■ Material shown ■

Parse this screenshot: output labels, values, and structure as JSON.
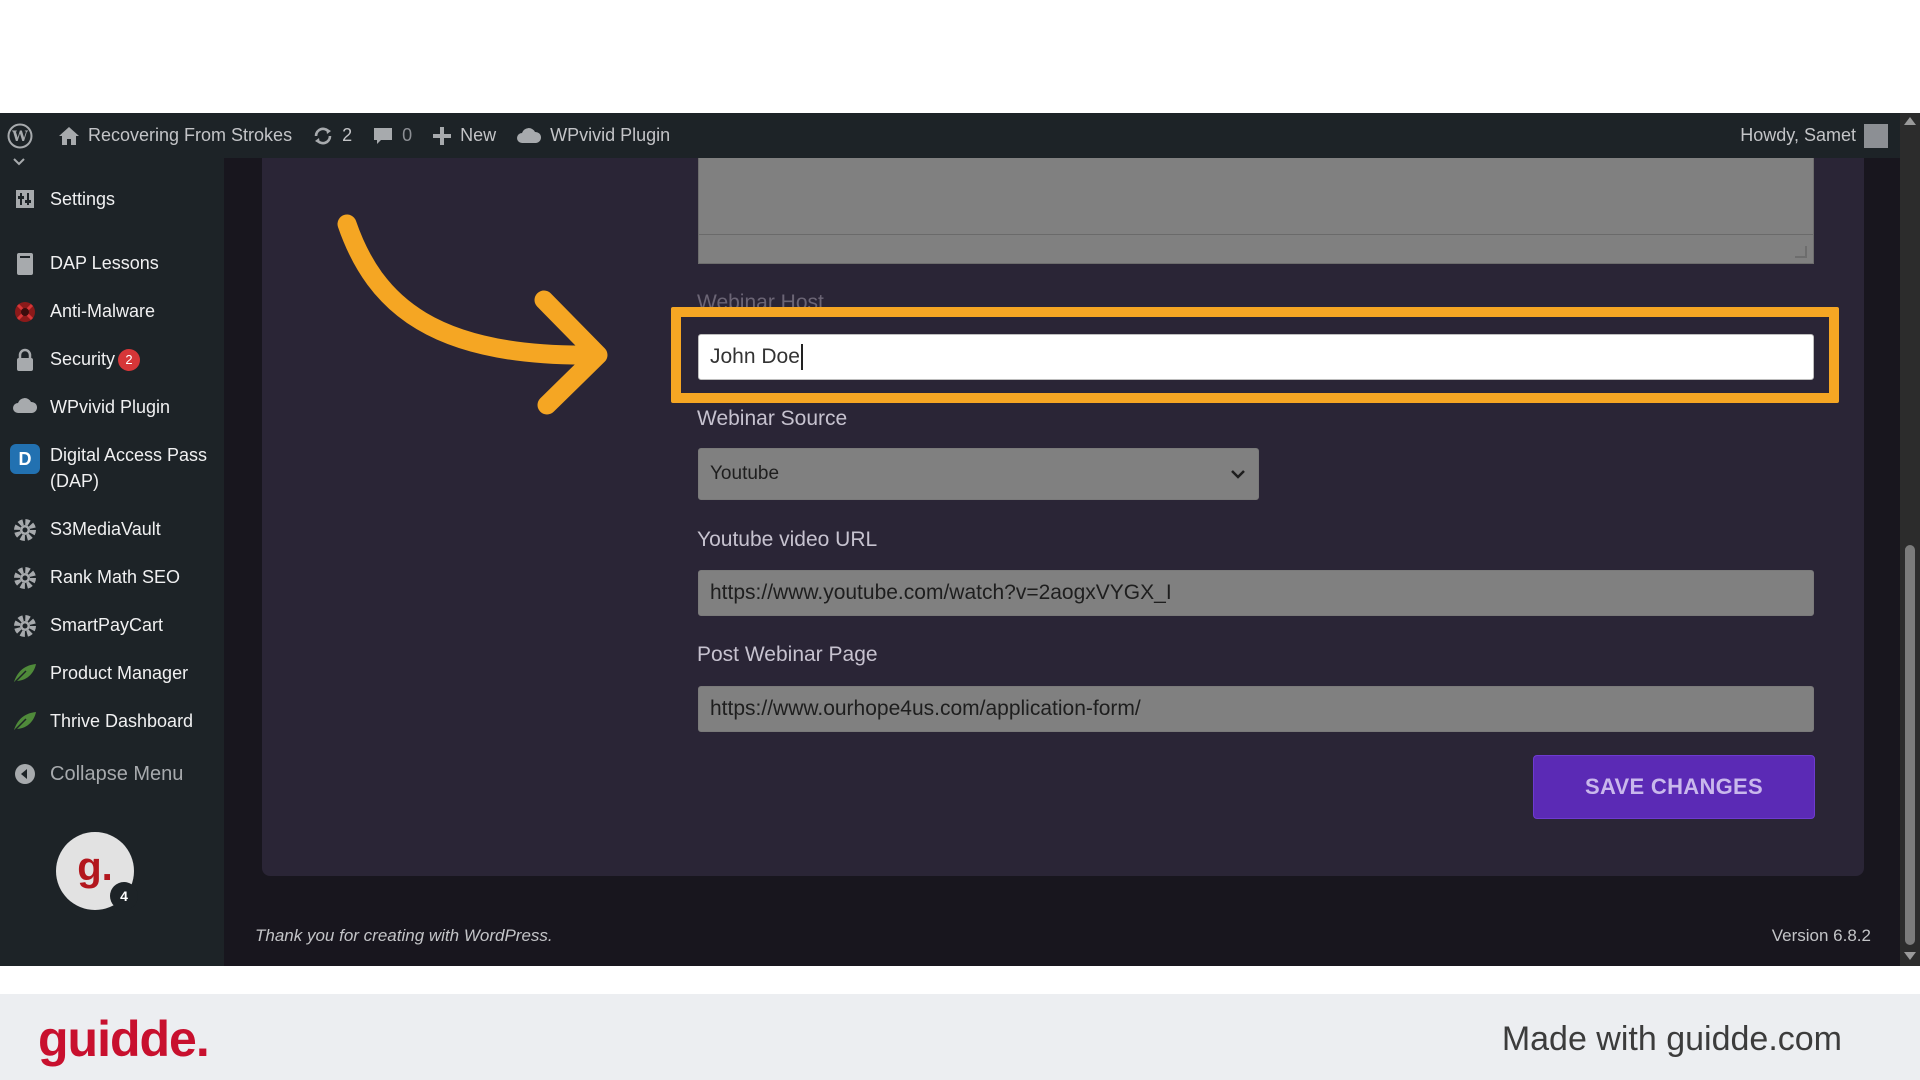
{
  "adminbar": {
    "site_name": "Recovering From Strokes",
    "updates_count": "2",
    "comments_count": "0",
    "new_label": "New",
    "plugin_label": "WPvivid Plugin",
    "howdy": "Howdy, Samet"
  },
  "sidebar": {
    "items": [
      {
        "label": "Settings",
        "icon": "settings-icon"
      },
      {
        "label": "DAP Lessons",
        "icon": "book-icon"
      },
      {
        "label": "Anti-Malware",
        "icon": "shield-malware-icon"
      },
      {
        "label": "Security",
        "icon": "lock-icon",
        "badge": "2"
      },
      {
        "label": "WPvivid Plugin",
        "icon": "cloud-icon"
      },
      {
        "label": "Digital Access Pass (DAP)",
        "icon": "dap-icon",
        "icon_letter": "D"
      },
      {
        "label": "S3MediaVault",
        "icon": "gear-icon"
      },
      {
        "label": "Rank Math SEO",
        "icon": "gear-icon"
      },
      {
        "label": "SmartPayCart",
        "icon": "gear-icon"
      },
      {
        "label": "Product Manager",
        "icon": "leaf-icon"
      },
      {
        "label": "Thrive Dashboard",
        "icon": "leaf-icon"
      },
      {
        "label": "Collapse Menu",
        "icon": "collapse-icon"
      }
    ],
    "avatar_letter": "g.",
    "avatar_count": "4"
  },
  "form": {
    "webinar_host_label": "Webinar Host",
    "webinar_host_value": "John Doe",
    "webinar_source_label": "Webinar Source",
    "webinar_source_value": "Youtube",
    "youtube_url_label": "Youtube video URL",
    "youtube_url_value": "https://www.youtube.com/watch?v=2aogxVYGX_I",
    "post_webinar_label": "Post Webinar Page",
    "post_webinar_value": "https://www.ourhope4us.com/application-form/",
    "save_label": "SAVE CHANGES"
  },
  "footer": {
    "thanks": "Thank you for creating with WordPress.",
    "version": "Version 6.8.2"
  },
  "branding": {
    "logo": "guidde.",
    "made_with": "Made with guidde.com"
  },
  "colors": {
    "highlight": "#f5a623",
    "save_button": "#5b2ab5",
    "brand_red": "#c8102e"
  }
}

■ Short problem ■
Wherever a line in the data above holds "WPvivid", copy that line.

■ Reply to the task ■
    "plugin_label": "WPvivid Plugin",
        "label": "WPvivid Plugin",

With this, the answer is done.